Work to complete | Your task is to repeat all of the data exactly while excluding the pictures.

Stored records |
»»

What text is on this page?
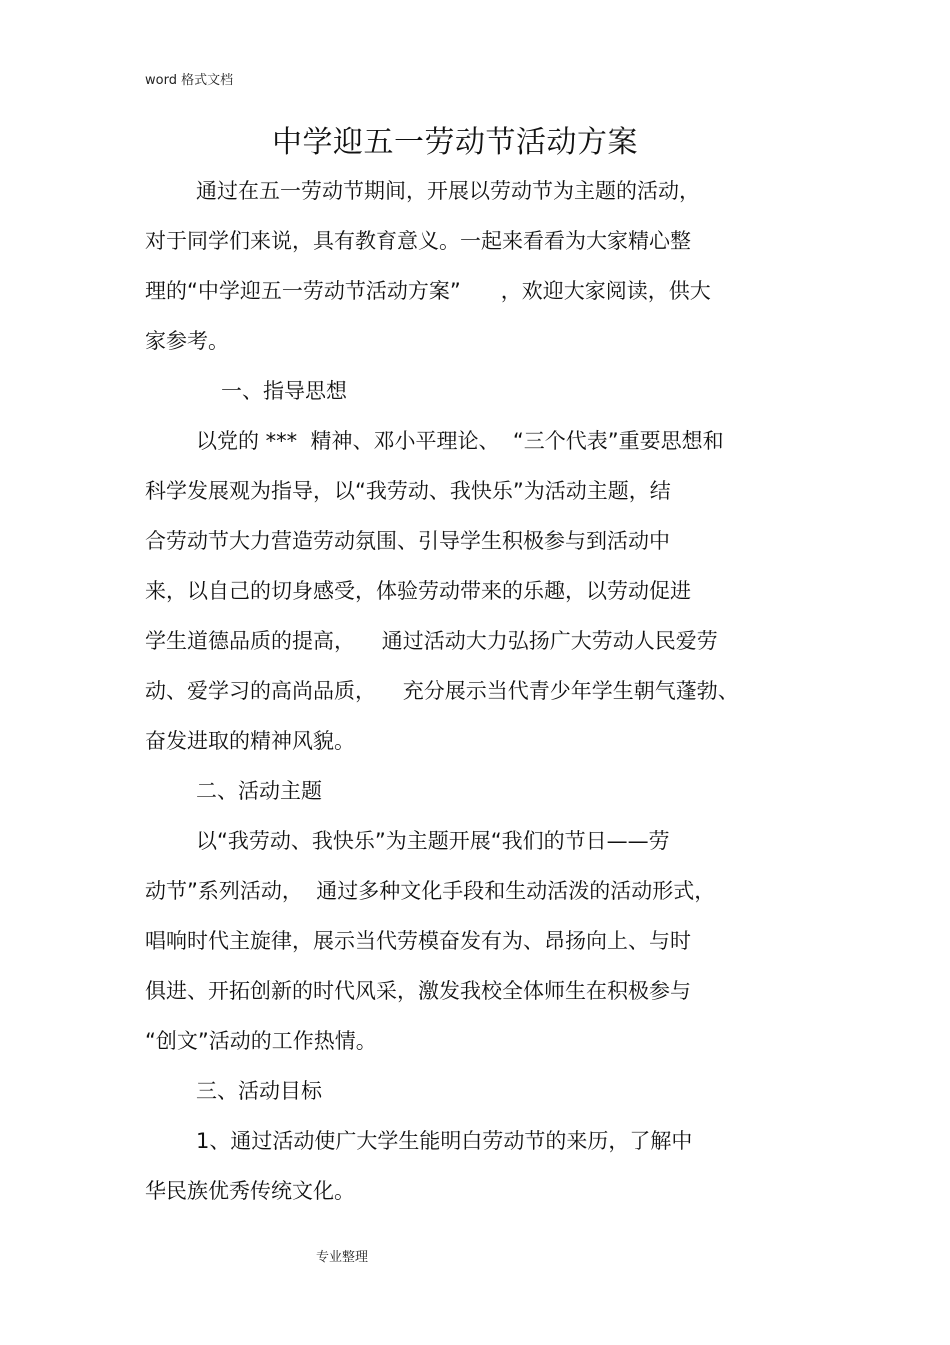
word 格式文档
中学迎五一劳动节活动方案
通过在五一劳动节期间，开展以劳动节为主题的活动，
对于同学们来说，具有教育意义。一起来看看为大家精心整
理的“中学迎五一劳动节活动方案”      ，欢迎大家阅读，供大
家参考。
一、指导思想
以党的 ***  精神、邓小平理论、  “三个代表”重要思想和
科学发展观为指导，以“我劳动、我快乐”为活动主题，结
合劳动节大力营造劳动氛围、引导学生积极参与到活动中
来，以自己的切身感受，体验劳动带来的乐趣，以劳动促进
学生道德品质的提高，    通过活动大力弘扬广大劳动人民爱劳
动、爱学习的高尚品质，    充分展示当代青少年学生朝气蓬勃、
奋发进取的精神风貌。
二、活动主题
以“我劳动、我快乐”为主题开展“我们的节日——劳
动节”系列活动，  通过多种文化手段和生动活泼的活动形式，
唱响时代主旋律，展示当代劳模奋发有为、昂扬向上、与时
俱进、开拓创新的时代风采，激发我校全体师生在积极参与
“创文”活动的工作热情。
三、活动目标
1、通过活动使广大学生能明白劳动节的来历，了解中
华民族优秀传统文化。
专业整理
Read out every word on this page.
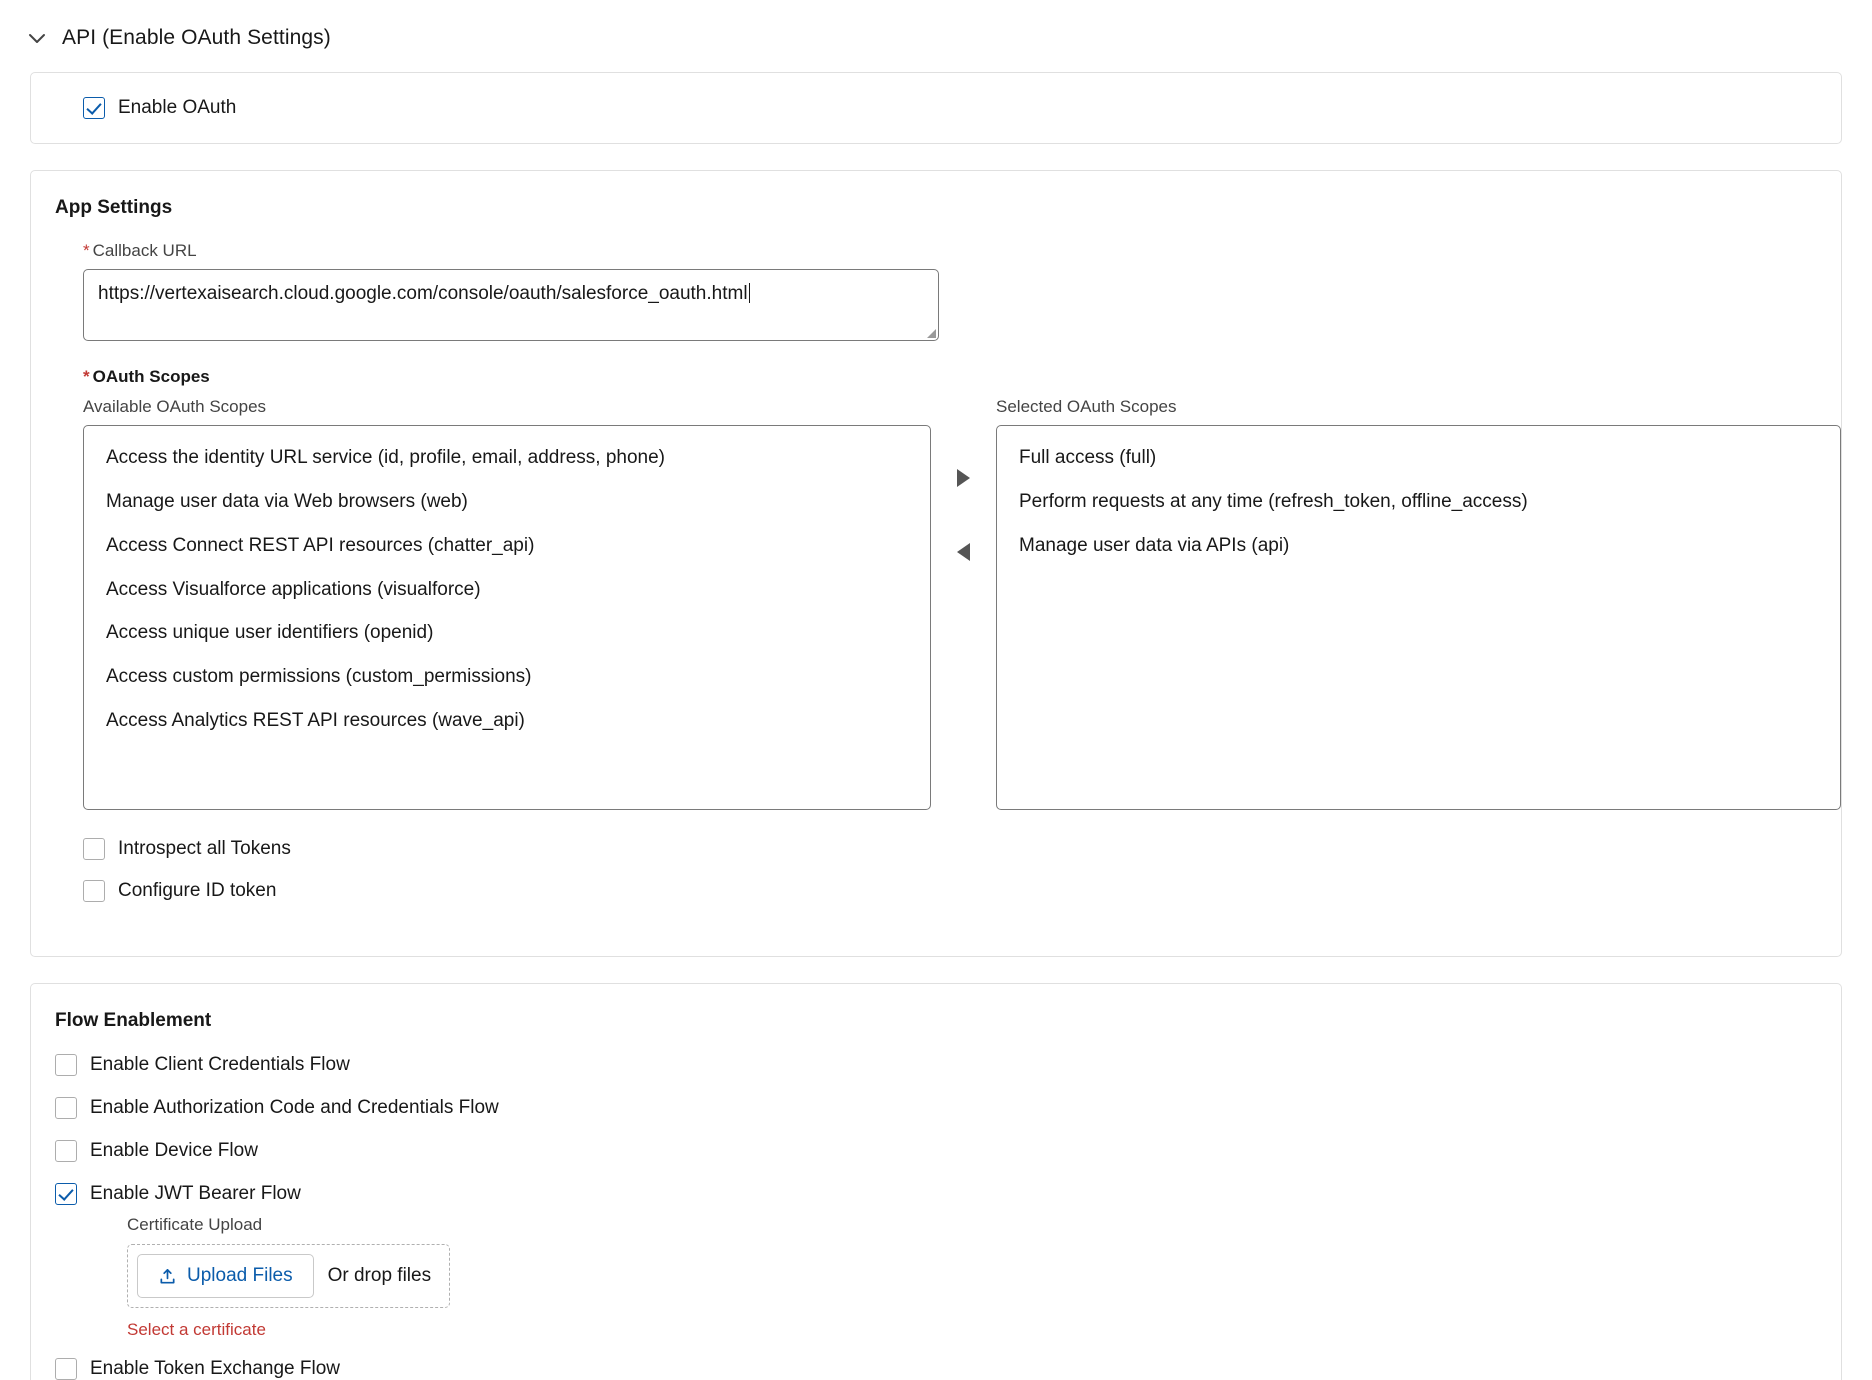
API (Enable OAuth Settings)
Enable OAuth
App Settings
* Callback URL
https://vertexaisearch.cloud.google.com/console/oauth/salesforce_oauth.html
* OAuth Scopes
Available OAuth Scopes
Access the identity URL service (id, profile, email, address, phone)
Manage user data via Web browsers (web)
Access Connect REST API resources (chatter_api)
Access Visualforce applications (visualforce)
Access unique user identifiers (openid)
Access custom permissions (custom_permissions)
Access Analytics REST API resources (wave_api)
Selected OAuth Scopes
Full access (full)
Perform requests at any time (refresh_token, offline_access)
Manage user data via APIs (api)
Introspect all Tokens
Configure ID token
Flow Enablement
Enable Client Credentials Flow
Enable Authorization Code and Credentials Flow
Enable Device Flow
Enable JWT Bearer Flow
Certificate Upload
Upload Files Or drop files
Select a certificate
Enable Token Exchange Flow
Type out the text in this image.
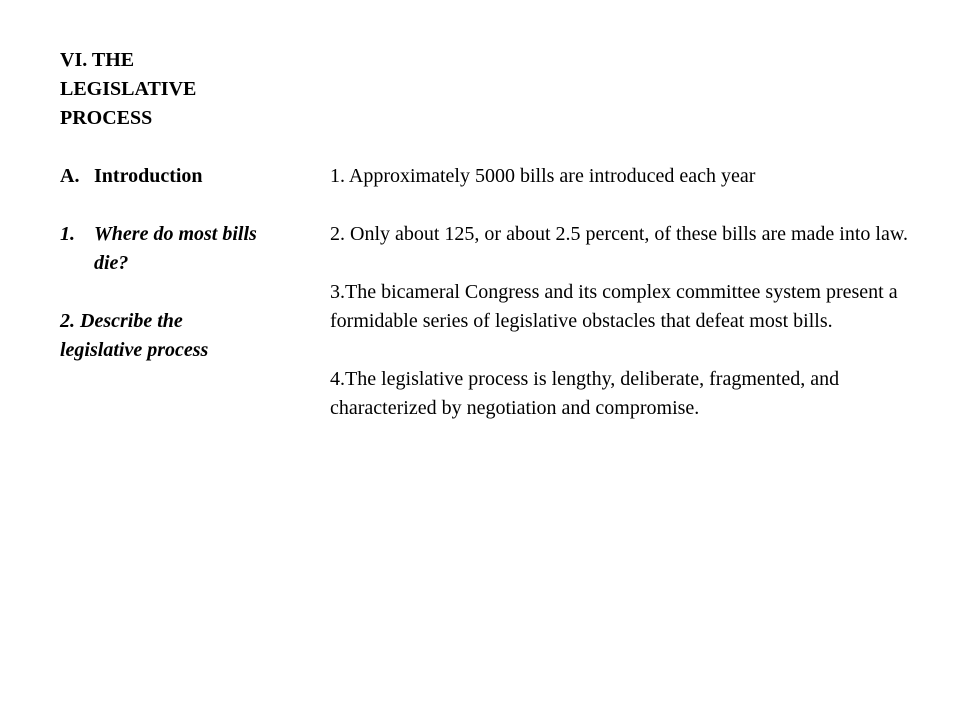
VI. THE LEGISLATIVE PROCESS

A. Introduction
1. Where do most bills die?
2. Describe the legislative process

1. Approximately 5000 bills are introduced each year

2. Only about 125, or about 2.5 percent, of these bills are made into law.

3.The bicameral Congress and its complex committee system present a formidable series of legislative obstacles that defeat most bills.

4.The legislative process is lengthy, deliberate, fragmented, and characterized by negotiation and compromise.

««

Answer to the exercise |
What text is on this page?
word 格式文档
中学迎五一劳动节活动方案
通过在五一劳动节期间，开展以劳动节为主题的活动，
对于同学们来说，具有教育意义。一起来看看为大家精心整
理的“中学迎五一劳动节活动方案”      ，欢迎大家阅读，供大
家参考。
一、指导思想
以党的 ***  精神、邓小平理论、  “三个代表”重要思想和
科学发展观为指导，以“我劳动、我快乐”为活动主题，结
合劳动节大力营造劳动氛围、引导学生积极参与到活动中
来，以自己的切身感受，体验劳动带来的乐趣，以劳动促进
学生道德品质的提高，    通过活动大力弘扬广大劳动人民爱劳
动、爱学习的高尚品质，    充分展示当代青少年学生朝气蓬勃、
奋发进取的精神风貌。
二、活动主题
以“我劳动、我快乐”为主题开展“我们的节日——劳
动节”系列活动，  通过多种文化手段和生动活泼的活动形式，
唱响时代主旋律，展示当代劳模奋发有为、昂扬向上、与时
俱进、开拓创新的时代风采，激发我校全体师生在积极参与
“创文”活动的工作热情。
三、活动目标
1、通过活动使广大学生能明白劳动节的来历，了解中
华民族优秀传统文化。
专业整理
Read out every word on this page.
API (Enable OAuth Settings)
Enable OAuth
App Settings
* Callback URL
https://vertexaisearch.cloud.google.com/console/oauth/salesforce_oauth.html
* OAuth Scopes
Available OAuth Scopes
Access the identity URL service (id, profile, email, address, phone)
Manage user data via Web browsers (web)
Access Connect REST API resources (chatter_api)
Access Visualforce applications (visualforce)
Access unique user identifiers (openid)
Access custom permissions (custom_permissions)
Access Analytics REST API resources (wave_api)
Selected OAuth Scopes
Full access (full)
Perform requests at any time (refresh_token, offline_access)
Manage user data via APIs (api)
Introspect all Tokens
Configure ID token
Flow Enablement
Enable Client Credentials Flow
Enable Authorization Code and Credentials Flow
Enable Device Flow
Enable JWT Bearer Flow
Certificate Upload
Upload Files Or drop files
Select a certificate
Enable Token Exchange Flow
Type out the text in this image.
VI. THE LEGISLATIVE PROCESS

A. Introduction
1. Where do most bills die?
2. Describe the legislative process

1. Approximately 5000 bills are introduced each year

2. Only about 125, or about 2.5 percent, of these bills are made into law.

3.The bicameral Congress and its complex committee system present a formidable series of legislative obstacles that defeat most bills.

4.The legislative process is lengthy, deliberate, fragmented, and characterized by negotiation and compromise.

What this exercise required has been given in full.